§ Goal
Work out the number of lines in the listing that include the string "Nikki". Reply with that number alone.

(Extracted data entries)
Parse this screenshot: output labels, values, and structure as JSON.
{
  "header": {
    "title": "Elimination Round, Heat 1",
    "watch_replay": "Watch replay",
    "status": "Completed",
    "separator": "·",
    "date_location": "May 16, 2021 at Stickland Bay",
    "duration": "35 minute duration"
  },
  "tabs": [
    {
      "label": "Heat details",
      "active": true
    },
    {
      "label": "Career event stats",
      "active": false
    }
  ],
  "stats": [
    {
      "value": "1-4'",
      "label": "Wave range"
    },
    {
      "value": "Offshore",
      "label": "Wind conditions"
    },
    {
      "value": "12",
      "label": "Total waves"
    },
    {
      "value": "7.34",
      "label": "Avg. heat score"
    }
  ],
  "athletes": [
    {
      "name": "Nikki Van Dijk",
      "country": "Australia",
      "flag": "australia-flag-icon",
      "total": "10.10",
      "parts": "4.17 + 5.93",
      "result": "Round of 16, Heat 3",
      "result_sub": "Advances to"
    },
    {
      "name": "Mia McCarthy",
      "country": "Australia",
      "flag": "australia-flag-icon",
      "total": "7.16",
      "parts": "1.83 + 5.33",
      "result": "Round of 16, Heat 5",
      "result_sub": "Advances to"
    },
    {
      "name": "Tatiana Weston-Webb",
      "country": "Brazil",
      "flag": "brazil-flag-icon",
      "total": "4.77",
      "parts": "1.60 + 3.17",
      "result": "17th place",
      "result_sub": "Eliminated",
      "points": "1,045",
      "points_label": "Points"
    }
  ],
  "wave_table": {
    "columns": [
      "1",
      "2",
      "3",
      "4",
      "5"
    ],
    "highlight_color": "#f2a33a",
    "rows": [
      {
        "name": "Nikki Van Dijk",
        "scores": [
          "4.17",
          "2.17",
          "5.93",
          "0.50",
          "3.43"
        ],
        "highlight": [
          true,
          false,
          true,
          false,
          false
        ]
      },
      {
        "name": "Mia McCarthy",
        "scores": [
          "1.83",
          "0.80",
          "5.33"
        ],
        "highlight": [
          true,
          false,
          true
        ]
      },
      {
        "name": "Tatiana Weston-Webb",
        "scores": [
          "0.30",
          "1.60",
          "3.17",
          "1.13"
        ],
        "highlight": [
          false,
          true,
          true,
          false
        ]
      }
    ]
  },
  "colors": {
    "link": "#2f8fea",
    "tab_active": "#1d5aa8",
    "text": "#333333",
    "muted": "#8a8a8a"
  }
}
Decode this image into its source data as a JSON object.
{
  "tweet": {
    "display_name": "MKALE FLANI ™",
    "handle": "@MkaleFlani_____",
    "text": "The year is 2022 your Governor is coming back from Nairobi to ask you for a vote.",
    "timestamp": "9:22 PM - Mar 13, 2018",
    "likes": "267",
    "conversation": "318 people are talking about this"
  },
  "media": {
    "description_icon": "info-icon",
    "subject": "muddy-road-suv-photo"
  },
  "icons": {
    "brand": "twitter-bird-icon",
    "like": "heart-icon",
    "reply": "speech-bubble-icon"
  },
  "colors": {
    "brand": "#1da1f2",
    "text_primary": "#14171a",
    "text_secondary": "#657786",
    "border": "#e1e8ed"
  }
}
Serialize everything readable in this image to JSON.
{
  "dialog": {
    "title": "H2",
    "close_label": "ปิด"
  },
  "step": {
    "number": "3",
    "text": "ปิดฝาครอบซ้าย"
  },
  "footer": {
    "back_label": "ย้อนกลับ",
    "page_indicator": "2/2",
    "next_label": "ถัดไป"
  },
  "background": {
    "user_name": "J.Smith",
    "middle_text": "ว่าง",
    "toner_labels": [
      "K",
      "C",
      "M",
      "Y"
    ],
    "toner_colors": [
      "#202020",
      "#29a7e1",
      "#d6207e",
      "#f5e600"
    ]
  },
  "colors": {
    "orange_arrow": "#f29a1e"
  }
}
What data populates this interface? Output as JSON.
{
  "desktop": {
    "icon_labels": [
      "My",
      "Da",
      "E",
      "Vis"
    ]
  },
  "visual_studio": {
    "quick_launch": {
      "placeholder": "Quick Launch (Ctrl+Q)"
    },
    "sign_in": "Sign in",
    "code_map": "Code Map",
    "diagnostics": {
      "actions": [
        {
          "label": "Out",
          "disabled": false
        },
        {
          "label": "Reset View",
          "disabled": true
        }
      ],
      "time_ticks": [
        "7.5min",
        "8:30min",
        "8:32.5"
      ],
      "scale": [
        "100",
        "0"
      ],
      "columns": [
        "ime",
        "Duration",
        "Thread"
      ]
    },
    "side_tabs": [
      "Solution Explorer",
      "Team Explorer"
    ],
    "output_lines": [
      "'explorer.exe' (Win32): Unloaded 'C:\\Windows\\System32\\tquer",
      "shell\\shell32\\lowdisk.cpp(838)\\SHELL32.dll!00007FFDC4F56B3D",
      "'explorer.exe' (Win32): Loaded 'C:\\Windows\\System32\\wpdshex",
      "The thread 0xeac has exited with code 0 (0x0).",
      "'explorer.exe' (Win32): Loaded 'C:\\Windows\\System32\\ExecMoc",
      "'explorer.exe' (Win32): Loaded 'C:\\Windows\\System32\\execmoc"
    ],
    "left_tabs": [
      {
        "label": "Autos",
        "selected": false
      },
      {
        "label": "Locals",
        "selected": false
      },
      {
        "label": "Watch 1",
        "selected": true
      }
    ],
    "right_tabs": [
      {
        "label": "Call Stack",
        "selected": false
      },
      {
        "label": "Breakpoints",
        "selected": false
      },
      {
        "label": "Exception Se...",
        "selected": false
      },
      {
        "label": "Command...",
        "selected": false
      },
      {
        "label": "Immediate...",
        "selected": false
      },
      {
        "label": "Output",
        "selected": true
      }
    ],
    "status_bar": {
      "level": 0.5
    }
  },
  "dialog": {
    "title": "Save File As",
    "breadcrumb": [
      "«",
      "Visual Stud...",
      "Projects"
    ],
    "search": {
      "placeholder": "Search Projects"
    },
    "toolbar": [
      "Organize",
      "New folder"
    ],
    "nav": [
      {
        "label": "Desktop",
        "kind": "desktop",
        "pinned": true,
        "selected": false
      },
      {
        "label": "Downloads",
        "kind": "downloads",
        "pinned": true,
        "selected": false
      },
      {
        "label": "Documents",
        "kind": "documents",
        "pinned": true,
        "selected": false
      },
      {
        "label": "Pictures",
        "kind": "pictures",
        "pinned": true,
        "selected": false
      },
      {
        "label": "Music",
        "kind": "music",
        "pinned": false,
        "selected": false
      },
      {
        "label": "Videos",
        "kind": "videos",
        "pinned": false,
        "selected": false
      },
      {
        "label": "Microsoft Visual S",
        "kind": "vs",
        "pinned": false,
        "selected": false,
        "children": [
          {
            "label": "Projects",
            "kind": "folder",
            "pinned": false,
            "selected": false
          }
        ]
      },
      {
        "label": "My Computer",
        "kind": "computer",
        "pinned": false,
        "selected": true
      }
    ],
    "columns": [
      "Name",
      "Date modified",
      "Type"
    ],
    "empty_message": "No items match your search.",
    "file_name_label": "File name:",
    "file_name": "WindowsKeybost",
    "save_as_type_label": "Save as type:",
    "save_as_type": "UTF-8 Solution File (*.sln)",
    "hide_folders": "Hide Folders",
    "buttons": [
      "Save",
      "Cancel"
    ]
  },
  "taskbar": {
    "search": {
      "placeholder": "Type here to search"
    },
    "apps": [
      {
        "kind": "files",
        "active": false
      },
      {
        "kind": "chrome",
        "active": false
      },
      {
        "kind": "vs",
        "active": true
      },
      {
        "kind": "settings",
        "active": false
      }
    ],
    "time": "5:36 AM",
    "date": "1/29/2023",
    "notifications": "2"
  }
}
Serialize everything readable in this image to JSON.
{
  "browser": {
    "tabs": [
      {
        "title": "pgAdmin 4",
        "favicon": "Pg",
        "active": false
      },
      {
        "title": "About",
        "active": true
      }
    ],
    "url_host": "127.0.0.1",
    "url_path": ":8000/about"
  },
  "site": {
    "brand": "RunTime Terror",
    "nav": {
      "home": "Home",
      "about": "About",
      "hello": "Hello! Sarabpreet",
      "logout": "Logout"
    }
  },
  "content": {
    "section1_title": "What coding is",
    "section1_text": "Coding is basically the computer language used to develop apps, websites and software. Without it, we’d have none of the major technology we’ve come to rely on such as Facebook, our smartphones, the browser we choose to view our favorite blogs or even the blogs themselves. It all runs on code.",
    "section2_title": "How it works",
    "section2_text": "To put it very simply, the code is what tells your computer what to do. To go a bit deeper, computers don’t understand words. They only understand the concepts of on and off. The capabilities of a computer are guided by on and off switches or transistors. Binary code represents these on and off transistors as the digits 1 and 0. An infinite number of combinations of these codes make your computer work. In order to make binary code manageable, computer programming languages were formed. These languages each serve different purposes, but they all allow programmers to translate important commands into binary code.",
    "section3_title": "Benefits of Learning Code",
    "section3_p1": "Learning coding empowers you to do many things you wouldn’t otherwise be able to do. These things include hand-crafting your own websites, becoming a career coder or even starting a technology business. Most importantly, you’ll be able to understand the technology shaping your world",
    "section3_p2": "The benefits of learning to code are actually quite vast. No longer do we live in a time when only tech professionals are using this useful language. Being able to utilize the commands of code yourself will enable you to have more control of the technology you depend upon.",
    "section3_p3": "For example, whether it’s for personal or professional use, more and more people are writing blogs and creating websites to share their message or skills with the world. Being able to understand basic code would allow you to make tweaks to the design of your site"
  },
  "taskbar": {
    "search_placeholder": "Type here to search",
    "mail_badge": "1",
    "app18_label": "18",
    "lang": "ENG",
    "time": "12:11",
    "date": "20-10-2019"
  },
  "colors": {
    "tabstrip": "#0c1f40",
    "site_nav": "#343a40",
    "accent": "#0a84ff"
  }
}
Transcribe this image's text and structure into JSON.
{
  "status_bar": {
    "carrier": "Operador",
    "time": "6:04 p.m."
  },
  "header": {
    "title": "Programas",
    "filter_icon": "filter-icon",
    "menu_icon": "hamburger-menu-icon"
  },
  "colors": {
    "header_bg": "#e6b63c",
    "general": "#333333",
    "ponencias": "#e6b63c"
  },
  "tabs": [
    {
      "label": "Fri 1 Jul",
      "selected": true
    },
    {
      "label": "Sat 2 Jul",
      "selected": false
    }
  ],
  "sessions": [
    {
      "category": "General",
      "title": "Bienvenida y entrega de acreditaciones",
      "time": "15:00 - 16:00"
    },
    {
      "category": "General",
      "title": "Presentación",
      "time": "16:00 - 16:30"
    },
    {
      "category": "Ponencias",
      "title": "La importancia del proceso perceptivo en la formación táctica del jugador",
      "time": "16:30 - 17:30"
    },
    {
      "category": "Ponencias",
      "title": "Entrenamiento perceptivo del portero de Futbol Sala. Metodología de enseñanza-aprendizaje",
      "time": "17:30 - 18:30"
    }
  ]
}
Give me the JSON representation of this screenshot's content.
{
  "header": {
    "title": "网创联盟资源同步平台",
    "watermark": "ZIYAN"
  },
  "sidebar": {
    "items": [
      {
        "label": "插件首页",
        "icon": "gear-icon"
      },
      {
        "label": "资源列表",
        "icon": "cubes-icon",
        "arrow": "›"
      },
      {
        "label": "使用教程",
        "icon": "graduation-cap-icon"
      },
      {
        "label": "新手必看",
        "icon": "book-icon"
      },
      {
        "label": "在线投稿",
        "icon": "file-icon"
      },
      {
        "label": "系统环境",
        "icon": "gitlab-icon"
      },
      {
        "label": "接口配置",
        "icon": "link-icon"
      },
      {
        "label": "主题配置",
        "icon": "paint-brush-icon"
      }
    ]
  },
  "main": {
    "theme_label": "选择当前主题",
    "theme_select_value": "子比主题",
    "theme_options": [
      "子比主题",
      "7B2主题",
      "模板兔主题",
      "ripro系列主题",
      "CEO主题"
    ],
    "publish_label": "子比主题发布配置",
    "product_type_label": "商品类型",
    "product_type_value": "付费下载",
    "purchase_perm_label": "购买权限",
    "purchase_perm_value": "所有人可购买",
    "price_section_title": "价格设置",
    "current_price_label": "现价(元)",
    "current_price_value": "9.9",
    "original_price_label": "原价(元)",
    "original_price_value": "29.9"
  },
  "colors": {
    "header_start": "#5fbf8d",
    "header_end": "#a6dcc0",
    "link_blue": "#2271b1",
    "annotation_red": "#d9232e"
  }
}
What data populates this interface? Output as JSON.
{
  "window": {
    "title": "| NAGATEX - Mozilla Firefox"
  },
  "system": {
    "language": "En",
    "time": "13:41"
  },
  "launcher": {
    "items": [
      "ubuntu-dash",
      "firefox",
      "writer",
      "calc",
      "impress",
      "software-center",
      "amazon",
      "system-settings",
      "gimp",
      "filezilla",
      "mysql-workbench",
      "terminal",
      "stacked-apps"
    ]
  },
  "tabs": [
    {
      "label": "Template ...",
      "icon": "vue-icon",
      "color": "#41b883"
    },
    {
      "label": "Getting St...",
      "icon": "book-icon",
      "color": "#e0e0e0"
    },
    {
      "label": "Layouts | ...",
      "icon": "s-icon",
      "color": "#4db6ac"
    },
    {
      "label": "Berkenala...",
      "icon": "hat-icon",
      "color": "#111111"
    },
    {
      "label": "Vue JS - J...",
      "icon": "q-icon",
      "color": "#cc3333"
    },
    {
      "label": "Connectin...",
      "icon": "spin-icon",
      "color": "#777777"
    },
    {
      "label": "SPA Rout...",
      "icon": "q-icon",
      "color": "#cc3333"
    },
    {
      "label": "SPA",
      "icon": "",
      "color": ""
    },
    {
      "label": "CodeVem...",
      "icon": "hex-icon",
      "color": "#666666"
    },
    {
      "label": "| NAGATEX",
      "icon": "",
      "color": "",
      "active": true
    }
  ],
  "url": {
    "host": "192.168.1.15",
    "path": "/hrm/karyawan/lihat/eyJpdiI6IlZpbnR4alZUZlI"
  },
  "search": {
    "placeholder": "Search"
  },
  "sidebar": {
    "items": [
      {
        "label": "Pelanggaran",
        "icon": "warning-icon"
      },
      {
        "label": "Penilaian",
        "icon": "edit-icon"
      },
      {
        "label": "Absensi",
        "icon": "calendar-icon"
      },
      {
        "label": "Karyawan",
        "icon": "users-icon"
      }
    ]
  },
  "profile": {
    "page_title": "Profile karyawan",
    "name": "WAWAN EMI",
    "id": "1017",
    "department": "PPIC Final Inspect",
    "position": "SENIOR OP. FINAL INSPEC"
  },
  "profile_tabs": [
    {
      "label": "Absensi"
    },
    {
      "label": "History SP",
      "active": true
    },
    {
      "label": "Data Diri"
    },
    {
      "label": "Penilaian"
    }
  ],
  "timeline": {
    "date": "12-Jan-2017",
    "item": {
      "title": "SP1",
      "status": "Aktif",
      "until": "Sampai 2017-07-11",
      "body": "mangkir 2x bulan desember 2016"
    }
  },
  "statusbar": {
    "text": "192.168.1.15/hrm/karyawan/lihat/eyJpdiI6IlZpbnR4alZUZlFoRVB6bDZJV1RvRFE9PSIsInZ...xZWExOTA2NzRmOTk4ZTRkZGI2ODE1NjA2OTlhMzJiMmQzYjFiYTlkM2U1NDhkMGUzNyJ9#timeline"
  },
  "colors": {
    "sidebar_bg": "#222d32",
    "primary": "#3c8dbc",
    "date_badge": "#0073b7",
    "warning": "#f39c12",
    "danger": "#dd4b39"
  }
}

§ Full solution
2